+++ DATA LISTING +++

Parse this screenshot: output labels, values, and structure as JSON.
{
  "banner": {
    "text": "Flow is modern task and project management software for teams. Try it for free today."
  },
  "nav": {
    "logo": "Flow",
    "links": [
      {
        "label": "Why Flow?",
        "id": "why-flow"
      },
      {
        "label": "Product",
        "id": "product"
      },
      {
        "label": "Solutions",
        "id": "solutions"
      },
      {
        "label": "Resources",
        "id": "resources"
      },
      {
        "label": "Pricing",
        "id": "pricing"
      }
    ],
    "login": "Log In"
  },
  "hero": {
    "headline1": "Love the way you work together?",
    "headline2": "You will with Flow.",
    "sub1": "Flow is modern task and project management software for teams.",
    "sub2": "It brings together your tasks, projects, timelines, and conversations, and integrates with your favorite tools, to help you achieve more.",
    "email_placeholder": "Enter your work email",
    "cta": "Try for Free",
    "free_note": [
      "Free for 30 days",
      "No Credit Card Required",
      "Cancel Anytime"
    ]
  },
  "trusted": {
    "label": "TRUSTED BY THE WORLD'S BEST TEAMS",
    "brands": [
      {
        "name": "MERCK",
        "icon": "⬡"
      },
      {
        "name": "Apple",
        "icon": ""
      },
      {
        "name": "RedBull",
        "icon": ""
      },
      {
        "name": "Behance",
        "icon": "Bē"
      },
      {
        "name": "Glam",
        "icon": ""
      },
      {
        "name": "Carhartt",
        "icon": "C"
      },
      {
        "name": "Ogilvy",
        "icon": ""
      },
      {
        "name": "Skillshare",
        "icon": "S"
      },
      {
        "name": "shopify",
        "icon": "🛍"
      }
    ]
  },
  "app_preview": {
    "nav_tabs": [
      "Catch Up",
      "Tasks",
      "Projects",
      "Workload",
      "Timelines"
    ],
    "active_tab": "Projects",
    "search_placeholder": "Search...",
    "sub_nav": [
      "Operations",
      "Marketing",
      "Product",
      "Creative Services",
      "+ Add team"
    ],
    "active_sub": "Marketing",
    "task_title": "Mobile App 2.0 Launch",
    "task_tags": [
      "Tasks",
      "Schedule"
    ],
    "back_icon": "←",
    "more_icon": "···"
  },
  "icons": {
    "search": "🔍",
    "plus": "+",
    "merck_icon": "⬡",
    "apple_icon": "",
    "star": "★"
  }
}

+++

- BRIEF -
Take each line of the material that contains the word "management" and list it.

- SOLUTION TO THIS EXERCISE -
    "text": "Flow is modern task and project management software for teams. Try it for free today."
    "sub1": "Flow is modern task and project management software for teams.",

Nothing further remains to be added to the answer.